**DIRECTIONS**
In the data, extract each line that holds the string "unter".
:::::
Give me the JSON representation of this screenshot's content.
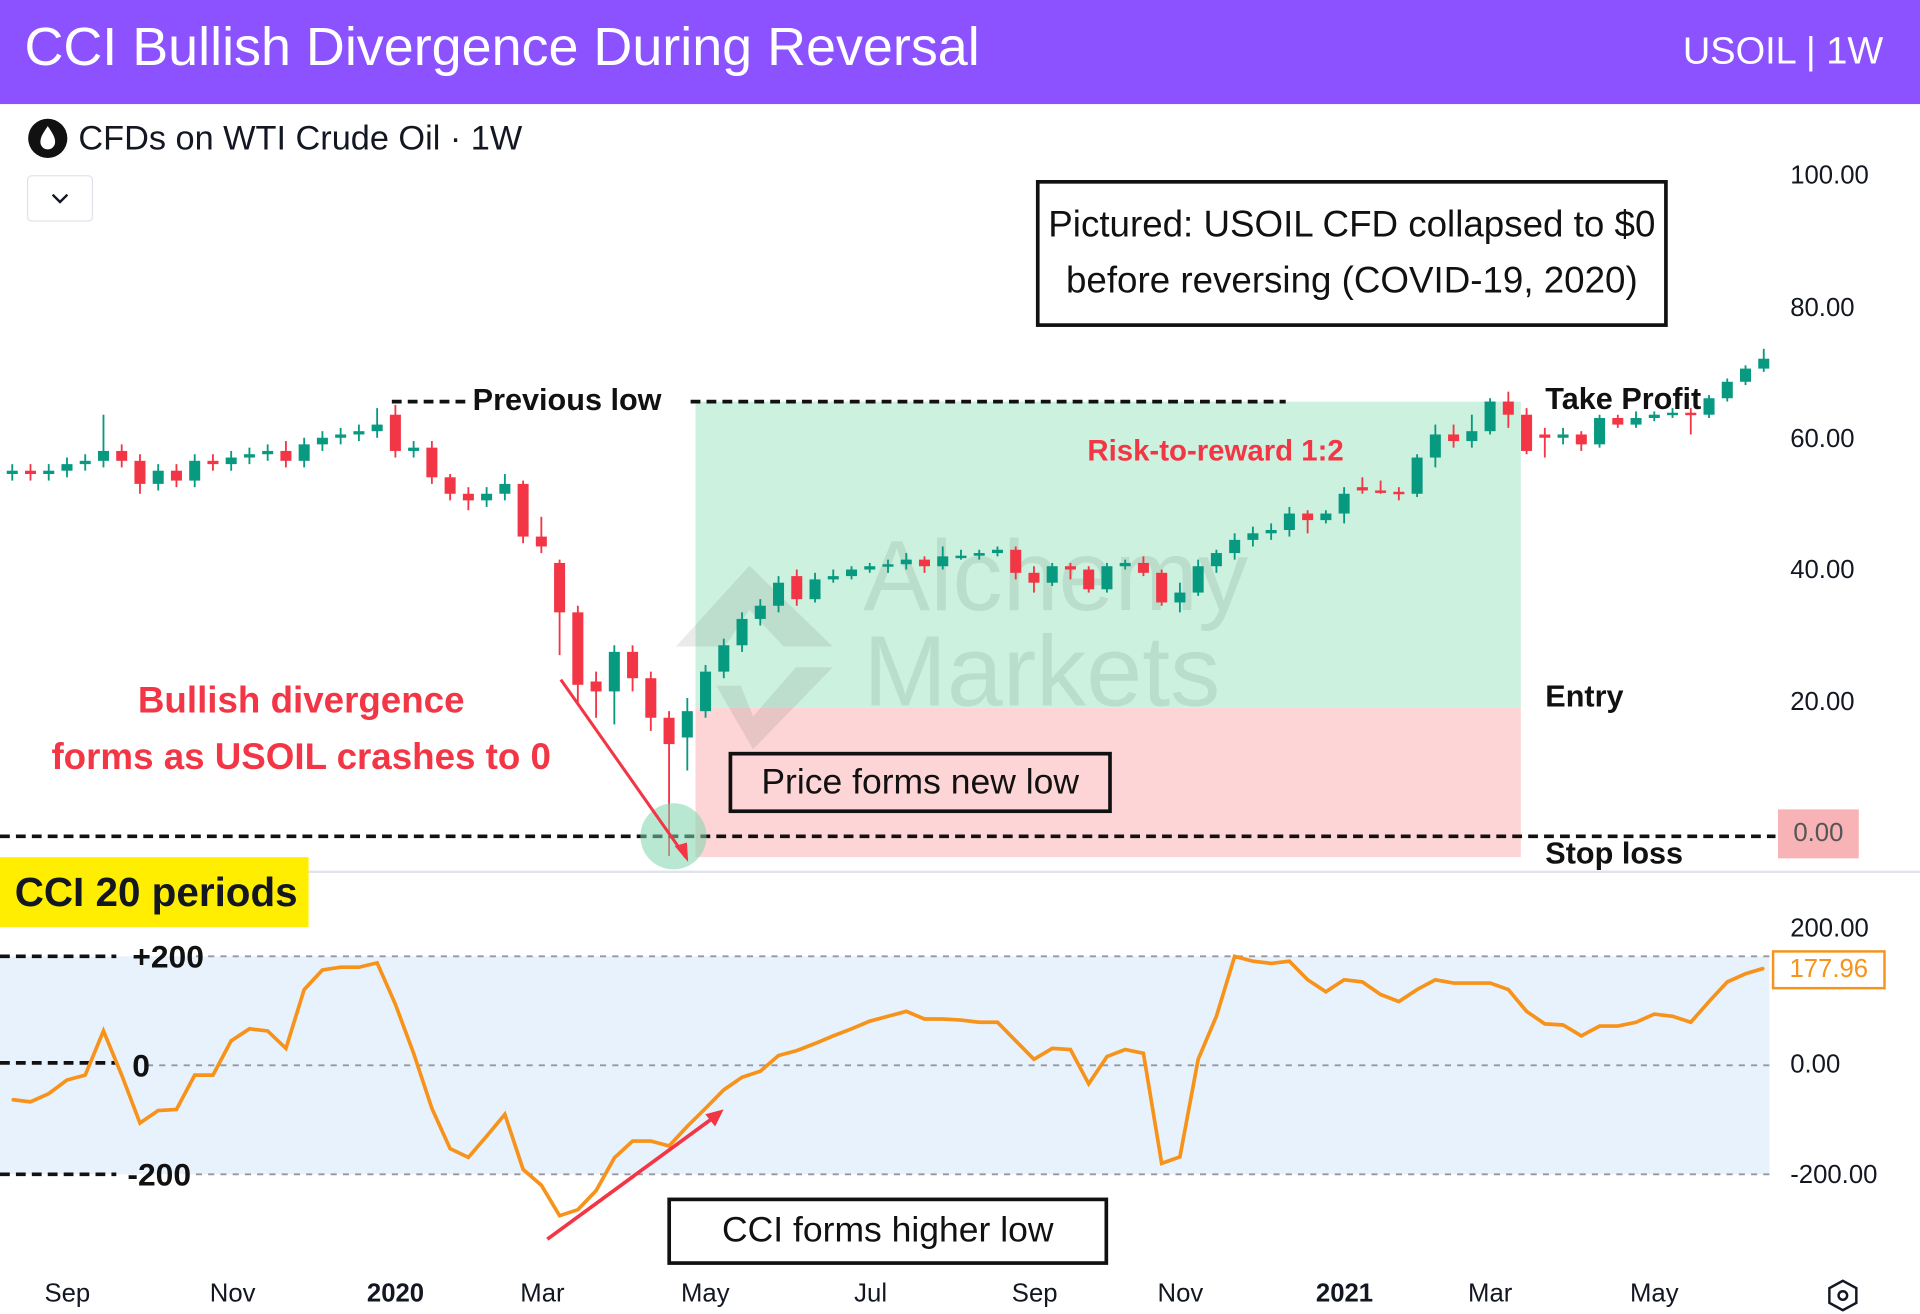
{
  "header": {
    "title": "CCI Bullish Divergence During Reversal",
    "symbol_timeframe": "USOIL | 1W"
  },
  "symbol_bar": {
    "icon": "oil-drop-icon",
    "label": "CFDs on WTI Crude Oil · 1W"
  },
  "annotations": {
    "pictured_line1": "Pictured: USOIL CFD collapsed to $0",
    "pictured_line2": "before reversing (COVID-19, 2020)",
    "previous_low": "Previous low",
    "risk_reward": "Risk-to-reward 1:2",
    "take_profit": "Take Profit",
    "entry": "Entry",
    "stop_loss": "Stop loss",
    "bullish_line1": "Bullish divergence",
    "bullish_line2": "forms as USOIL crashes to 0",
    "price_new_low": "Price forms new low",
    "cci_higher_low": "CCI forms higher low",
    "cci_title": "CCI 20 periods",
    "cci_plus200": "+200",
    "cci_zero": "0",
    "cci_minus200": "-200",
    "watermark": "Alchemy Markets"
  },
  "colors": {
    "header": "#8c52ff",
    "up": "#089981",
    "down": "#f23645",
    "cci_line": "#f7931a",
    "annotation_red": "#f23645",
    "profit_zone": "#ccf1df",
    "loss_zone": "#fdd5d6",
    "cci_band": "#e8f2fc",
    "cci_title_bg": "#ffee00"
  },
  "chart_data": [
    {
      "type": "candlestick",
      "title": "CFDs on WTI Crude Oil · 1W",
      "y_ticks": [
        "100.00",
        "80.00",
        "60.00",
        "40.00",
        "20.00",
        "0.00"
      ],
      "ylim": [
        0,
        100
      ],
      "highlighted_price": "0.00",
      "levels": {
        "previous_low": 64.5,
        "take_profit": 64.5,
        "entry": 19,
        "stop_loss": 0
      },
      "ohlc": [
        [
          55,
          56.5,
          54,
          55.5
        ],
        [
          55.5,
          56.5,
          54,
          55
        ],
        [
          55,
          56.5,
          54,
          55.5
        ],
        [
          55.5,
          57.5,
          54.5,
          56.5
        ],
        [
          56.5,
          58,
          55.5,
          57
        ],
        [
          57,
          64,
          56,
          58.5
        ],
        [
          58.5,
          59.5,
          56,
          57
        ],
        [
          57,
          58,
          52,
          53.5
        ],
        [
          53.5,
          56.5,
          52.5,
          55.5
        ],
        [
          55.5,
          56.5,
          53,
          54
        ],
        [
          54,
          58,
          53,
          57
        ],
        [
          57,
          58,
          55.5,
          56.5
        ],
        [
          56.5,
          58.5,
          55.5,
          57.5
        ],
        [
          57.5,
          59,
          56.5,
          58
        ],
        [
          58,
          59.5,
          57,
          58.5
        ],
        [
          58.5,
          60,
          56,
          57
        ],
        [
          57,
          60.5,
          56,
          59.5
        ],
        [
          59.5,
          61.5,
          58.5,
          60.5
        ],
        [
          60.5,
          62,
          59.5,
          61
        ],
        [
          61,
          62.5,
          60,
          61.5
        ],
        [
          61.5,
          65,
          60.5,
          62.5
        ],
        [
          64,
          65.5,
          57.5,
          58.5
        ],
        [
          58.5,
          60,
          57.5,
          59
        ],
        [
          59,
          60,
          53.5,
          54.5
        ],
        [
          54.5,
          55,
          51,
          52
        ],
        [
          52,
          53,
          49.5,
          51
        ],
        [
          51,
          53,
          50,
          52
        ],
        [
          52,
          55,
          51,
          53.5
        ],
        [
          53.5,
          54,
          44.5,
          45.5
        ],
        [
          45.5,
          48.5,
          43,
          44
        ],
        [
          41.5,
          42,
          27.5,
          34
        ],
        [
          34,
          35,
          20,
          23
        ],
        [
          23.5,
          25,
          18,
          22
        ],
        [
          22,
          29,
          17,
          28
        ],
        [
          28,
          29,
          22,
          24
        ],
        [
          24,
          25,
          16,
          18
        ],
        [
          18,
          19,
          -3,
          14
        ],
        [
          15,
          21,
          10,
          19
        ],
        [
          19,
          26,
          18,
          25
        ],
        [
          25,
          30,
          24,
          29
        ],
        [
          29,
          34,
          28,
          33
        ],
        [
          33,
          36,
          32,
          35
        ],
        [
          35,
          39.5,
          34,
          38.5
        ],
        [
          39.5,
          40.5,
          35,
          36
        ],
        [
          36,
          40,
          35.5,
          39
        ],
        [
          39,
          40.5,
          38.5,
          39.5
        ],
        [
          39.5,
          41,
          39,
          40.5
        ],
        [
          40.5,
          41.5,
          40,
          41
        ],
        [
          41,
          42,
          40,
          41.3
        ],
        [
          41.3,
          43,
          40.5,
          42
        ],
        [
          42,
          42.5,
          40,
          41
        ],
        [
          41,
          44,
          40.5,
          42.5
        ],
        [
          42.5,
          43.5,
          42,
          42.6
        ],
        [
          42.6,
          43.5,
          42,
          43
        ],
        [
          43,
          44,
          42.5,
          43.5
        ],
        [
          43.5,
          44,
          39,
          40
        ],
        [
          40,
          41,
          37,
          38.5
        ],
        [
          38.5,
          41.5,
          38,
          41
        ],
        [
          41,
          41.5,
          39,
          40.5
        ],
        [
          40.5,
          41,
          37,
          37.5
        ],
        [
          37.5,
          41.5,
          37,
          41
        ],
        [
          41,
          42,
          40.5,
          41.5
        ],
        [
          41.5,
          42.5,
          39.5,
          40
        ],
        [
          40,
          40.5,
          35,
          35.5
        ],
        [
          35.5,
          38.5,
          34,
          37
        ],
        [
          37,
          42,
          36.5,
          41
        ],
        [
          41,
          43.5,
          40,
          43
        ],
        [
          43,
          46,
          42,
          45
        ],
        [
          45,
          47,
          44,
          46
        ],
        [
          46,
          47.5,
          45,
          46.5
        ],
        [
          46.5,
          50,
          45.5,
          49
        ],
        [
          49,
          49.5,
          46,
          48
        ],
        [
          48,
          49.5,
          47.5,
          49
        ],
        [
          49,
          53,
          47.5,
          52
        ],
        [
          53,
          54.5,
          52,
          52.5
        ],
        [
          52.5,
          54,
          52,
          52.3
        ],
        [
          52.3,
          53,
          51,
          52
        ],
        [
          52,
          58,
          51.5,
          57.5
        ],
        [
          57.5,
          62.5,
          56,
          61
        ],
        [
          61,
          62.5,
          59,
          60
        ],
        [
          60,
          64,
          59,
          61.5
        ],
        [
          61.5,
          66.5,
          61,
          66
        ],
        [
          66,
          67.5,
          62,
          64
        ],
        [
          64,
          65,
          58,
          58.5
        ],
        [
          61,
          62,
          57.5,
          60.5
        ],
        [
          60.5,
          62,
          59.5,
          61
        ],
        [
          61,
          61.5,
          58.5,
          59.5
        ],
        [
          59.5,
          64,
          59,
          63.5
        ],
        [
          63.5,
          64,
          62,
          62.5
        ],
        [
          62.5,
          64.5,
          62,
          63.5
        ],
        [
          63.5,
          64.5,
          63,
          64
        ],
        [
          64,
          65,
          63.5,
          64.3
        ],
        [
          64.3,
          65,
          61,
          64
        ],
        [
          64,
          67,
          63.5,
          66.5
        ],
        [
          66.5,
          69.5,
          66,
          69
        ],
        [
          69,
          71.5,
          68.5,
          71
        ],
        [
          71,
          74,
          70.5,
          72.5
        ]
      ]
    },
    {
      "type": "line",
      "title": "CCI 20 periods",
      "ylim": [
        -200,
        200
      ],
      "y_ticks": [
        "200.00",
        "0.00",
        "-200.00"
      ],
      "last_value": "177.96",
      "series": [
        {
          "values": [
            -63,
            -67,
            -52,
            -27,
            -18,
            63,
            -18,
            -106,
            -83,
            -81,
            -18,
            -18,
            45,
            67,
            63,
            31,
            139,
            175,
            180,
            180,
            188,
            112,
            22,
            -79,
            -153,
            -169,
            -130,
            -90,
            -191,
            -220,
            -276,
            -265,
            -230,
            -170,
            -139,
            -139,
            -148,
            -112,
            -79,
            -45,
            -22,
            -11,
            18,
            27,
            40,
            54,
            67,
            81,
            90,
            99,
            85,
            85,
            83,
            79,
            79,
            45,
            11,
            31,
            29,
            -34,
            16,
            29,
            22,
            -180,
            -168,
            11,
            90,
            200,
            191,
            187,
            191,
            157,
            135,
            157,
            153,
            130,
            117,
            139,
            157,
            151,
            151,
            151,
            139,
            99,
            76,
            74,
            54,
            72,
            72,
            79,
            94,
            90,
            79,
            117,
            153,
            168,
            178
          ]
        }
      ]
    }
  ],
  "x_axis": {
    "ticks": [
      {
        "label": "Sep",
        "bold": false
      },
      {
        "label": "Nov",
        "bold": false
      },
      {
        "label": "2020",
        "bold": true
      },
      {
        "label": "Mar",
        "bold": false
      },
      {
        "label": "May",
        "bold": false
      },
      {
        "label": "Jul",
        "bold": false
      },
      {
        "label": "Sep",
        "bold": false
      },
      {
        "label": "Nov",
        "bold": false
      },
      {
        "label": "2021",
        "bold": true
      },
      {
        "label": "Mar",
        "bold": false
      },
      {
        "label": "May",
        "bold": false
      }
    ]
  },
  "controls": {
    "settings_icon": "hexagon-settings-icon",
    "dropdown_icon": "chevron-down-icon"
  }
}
:::::
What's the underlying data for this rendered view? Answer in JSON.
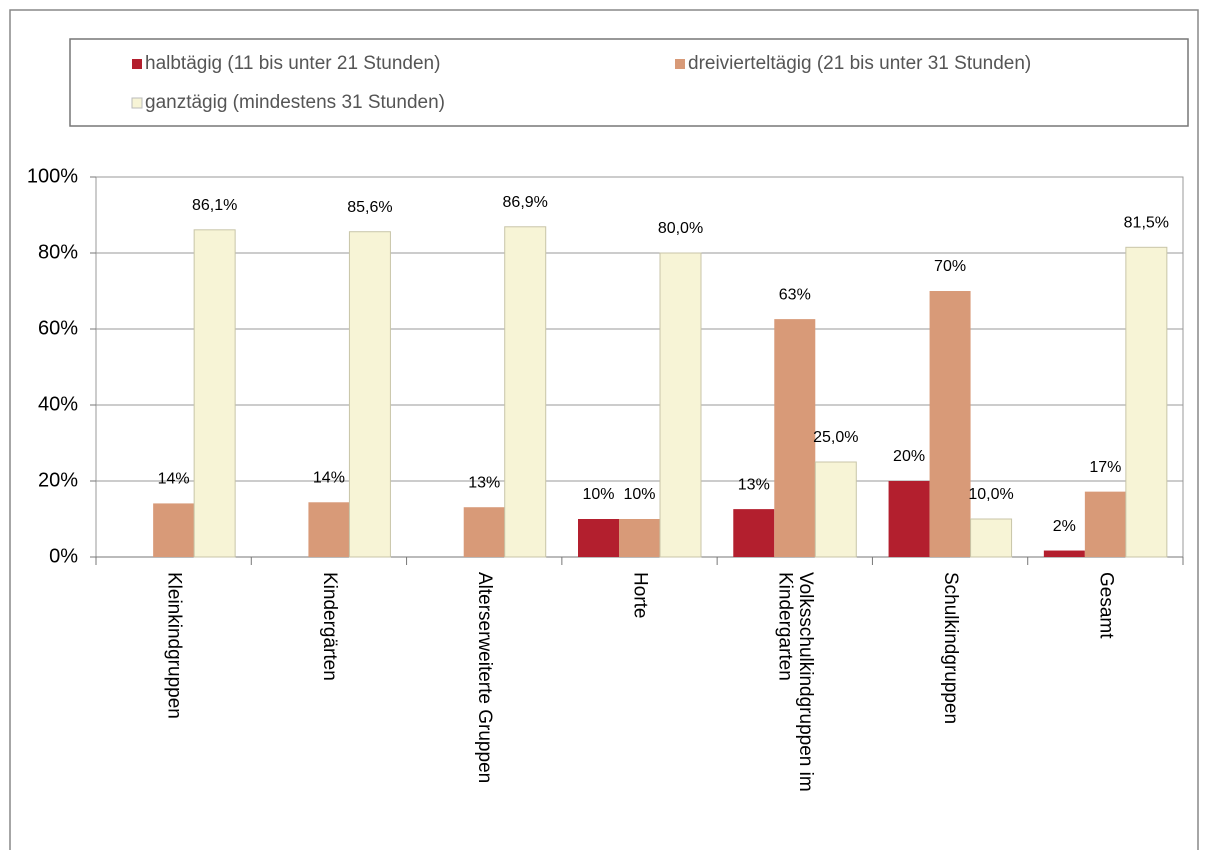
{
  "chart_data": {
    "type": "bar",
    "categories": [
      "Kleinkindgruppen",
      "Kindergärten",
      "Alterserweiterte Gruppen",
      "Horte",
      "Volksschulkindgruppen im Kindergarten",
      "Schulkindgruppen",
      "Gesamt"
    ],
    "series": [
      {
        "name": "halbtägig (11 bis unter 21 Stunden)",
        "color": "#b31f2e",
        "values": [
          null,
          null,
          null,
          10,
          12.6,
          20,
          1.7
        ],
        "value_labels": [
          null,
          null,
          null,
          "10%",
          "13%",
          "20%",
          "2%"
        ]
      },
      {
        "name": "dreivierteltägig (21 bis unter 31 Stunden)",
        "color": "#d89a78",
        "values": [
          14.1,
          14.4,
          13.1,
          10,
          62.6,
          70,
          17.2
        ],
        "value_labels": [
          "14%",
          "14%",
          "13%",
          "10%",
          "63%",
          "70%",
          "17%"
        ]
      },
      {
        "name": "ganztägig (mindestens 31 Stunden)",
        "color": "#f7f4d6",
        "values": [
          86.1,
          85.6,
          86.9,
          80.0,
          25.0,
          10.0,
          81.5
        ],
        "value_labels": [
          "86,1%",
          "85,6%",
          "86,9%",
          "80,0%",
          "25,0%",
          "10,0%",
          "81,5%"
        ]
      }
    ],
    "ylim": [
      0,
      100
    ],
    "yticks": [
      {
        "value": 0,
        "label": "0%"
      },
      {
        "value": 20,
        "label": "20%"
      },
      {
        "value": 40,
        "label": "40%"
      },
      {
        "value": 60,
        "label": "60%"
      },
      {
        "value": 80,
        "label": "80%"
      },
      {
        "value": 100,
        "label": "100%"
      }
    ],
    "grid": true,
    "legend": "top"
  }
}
:::::
**EXERCISE SOLUTION**
        "name": "halbtägig (11 bis unter 21 Stunden)",
        "name": "dreivierteltägig (21 bis unter 31 Stunden)",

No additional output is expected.